─── Provided entries ───

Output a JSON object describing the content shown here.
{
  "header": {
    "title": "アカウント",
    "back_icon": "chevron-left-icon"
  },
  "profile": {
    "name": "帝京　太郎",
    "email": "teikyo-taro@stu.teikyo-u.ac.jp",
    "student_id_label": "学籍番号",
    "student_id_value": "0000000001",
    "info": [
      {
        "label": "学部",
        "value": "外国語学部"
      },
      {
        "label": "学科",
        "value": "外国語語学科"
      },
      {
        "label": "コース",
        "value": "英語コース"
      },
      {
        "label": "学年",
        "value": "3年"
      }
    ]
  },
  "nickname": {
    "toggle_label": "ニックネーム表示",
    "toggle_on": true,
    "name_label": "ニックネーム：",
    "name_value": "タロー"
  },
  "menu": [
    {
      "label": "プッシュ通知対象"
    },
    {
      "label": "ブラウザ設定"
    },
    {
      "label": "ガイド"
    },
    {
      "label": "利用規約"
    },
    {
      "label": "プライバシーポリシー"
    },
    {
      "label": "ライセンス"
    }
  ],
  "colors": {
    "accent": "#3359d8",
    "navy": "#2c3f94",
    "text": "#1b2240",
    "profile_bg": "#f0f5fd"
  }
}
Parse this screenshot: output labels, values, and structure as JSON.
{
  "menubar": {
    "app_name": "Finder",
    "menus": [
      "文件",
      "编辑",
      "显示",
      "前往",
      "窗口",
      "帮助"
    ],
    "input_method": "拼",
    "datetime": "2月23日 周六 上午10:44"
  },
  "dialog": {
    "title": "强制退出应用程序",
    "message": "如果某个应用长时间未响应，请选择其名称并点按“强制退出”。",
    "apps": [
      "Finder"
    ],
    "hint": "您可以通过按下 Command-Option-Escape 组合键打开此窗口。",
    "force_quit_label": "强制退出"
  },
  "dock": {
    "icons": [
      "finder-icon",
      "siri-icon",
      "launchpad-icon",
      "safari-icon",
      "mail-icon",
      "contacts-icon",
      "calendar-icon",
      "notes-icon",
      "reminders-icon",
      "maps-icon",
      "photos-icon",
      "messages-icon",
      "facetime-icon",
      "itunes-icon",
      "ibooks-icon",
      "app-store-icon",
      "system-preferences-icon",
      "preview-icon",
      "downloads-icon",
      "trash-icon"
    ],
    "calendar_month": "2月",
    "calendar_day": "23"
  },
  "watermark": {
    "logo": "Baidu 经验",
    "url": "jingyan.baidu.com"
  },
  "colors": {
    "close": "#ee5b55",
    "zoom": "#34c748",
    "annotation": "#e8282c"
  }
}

───

→ Exercise requirements:
Reproduce only the lines from the line containing "Parse this screenshot: output" to the last line of the material above, both of those lines included.

→ Answer in full:
Parse this screenshot: output labels, values, and structure as JSON.
{
  "menubar": {
    "app_name": "Finder",
    "menus": [
      "文件",
      "编辑",
      "显示",
      "前往",
      "窗口",
      "帮助"
    ],
    "input_method": "拼",
    "datetime": "2月23日 周六 上午10:44"
  },
  "dialog": {
    "title": "强制退出应用程序",
    "message": "如果某个应用长时间未响应，请选择其名称并点按“强制退出”。",
    "apps": [
      "Finder"
    ],
    "hint": "您可以通过按下 Command-Option-Escape 组合键打开此窗口。",
    "force_quit_label": "强制退出"
  },
  "dock": {
    "icons": [
      "finder-icon",
      "siri-icon",
      "launchpad-icon",
      "safari-icon",
      "mail-icon",
      "contacts-icon",
      "calendar-icon",
      "notes-icon",
      "reminders-icon",
      "maps-icon",
      "photos-icon",
      "messages-icon",
      "facetime-icon",
      "itunes-icon",
      "ibooks-icon",
      "app-store-icon",
      "system-preferences-icon",
      "preview-icon",
      "downloads-icon",
      "trash-icon"
    ],
    "calendar_month": "2月",
    "calendar_day": "23"
  },
  "watermark": {
    "logo": "Baidu 经验",
    "url": "jingyan.baidu.com"
  },
  "colors": {
    "close": "#ee5b55",
    "zoom": "#34c748",
    "annotation": "#e8282c"
  }
}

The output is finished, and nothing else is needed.